→ **Materials provided**
* start *

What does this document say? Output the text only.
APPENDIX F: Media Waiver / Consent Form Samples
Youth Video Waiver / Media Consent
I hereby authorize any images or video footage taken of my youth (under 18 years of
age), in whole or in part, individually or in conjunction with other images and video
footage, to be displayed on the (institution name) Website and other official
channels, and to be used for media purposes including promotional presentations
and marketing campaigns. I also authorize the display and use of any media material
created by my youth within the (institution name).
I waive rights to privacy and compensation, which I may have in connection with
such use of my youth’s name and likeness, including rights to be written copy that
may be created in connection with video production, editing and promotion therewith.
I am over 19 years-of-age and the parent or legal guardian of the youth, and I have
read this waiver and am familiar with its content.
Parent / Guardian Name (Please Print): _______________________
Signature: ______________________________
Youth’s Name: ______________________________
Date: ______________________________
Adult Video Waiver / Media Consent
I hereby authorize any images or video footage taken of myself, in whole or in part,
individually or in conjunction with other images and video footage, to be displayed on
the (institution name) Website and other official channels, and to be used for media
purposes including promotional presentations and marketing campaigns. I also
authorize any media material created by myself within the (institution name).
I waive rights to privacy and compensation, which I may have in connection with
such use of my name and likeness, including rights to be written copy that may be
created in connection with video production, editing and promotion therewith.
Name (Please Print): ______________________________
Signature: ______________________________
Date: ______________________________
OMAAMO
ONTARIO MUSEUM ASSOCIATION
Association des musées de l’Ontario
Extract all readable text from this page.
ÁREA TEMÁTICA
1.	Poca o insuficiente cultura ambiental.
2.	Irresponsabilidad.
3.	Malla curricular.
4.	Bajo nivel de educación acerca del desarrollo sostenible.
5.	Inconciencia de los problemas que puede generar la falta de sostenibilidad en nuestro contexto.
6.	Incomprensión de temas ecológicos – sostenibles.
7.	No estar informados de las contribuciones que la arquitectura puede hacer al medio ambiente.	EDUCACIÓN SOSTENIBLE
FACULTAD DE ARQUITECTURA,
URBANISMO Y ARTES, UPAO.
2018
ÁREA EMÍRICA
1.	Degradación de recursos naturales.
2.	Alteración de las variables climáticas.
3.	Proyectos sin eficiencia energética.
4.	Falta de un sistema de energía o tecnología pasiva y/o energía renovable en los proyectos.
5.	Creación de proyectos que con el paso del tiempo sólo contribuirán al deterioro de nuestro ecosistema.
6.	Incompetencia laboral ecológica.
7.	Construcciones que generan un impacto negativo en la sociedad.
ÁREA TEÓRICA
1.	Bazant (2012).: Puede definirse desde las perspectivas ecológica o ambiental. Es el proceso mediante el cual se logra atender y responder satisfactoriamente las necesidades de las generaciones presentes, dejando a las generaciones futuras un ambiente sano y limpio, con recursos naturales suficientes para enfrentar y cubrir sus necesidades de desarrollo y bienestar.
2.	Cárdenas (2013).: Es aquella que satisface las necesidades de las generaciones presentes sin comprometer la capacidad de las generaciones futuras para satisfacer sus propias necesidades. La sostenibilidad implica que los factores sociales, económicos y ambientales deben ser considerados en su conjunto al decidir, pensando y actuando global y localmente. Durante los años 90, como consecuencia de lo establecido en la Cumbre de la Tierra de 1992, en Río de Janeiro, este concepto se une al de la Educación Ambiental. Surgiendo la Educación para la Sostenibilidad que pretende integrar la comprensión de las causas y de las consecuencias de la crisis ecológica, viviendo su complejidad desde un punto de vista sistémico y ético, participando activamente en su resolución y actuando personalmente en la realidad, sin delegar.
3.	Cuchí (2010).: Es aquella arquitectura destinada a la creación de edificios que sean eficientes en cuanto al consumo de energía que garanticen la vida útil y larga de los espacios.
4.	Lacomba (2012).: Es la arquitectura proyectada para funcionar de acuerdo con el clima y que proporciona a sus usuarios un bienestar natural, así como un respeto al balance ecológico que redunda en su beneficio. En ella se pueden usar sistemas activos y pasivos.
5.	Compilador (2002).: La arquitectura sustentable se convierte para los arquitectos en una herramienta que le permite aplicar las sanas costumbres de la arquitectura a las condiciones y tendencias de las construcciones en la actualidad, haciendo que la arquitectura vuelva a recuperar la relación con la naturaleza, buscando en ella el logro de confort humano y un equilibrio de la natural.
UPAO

* end *

→ **Exercise prompt**
From the records above, extract each line exactly as shown.

→ **Answer in full**
What does this document say? Output the text only.
APPENDIX F: Media Waiver / Consent Form Samples
Youth Video Waiver / Media Consent
I hereby authorize any images or video footage taken of my youth (under 18 years of
age), in whole or in part, individually or in conjunction with other images and video
footage, to be displayed on the (institution name) Website and other official
channels, and to be used for media purposes including promotional presentations
and marketing campaigns. I also authorize the display and use of any media material
created by my youth within the (institution name).
I waive rights to privacy and compensation, which I may have in connection with
such use of my youth’s name and likeness, including rights to be written copy that
may be created in connection with video production, editing and promotion therewith.
I am over 19 years-of-age and the parent or legal guardian of the youth, and I have
read this waiver and am familiar with its content.
Parent / Guardian Name (Please Print): _______________________
Signature: ______________________________
Youth’s Name: ______________________________
Date: ______________________________
Adult Video Waiver / Media Consent
I hereby authorize any images or video footage taken of myself, in whole or in part,
individually or in conjunction with other images and video footage, to be displayed on
the (institution name) Website and other official channels, and to be used for media
purposes including promotional presentations and marketing campaigns. I also
authorize any media material created by myself within the (institution name).
I waive rights to privacy and compensation, which I may have in connection with
such use of my name and likeness, including rights to be written copy that may be
created in connection with video production, editing and promotion therewith.
Name (Please Print): ______________________________
Signature: ______________________________
Date: ______________________________
OMAAMO
ONTARIO MUSEUM ASSOCIATION
Association des musées de l’Ontario
Extract all readable text from this page.
ÁREA TEMÁTICA
1.	Poca o insuficiente cultura ambiental.
2.	Irresponsabilidad.
3.	Malla curricular.
4.	Bajo nivel de educación acerca del desarrollo sostenible.
5.	Inconciencia de los problemas que puede generar la falta de sostenibilidad en nuestro contexto.
6.	Incomprensión de temas ecológicos – sostenibles.
7.	No estar informados de las contribuciones que la arquitectura puede hacer al medio ambiente.	EDUCACIÓN SOSTENIBLE
FACULTAD DE ARQUITECTURA,
URBANISMO Y ARTES, UPAO.
2018
ÁREA EMÍRICA
1.	Degradación de recursos naturales.
2.	Alteración de las variables climáticas.
3.	Proyectos sin eficiencia energética.
4.	Falta de un sistema de energía o tecnología pasiva y/o energía renovable en los proyectos.
5.	Creación de proyectos que con el paso del tiempo sólo contribuirán al deterioro de nuestro ecosistema.
6.	Incompetencia laboral ecológica.
7.	Construcciones que generan un impacto negativo en la sociedad.
ÁREA TEÓRICA
1.	Bazant (2012).: Puede definirse desde las perspectivas ecológica o ambiental. Es el proceso mediante el cual se logra atender y responder satisfactoriamente las necesidades de las generaciones presentes, dejando a las generaciones futuras un ambiente sano y limpio, con recursos naturales suficientes para enfrentar y cubrir sus necesidades de desarrollo y bienestar.
2.	Cárdenas (2013).: Es aquella que satisface las necesidades de las generaciones presentes sin comprometer la capacidad de las generaciones futuras para satisfacer sus propias necesidades. La sostenibilidad implica que los factores sociales, económicos y ambientales deben ser considerados en su conjunto al decidir, pensando y actuando global y localmente. Durante los años 90, como consecuencia de lo establecido en la Cumbre de la Tierra de 1992, en Río de Janeiro, este concepto se une al de la Educación Ambiental. Surgiendo la Educación para la Sostenibilidad que pretende integrar la comprensión de las causas y de las consecuencias de la crisis ecológica, viviendo su complejidad desde un punto de vista sistémico y ético, participando activamente en su resolución y actuando personalmente en la realidad, sin delegar.
3.	Cuchí (2010).: Es aquella arquitectura destinada a la creación de edificios que sean eficientes en cuanto al consumo de energía que garanticen la vida útil y larga de los espacios.
4.	Lacomba (2012).: Es la arquitectura proyectada para funcionar de acuerdo con el clima y que proporciona a sus usuarios un bienestar natural, así como un respeto al balance ecológico que redunda en su beneficio. En ella se pueden usar sistemas activos y pasivos.
5.	Compilador (2002).: La arquitectura sustentable se convierte para los arquitectos en una herramienta que le permite aplicar las sanas costumbres de la arquitectura a las condiciones y tendencias de las construcciones en la actualidad, haciendo que la arquitectura vuelva a recuperar la relación con la naturaleza, buscando en ella el logro de confort humano y un equilibrio de la natural.
UPAO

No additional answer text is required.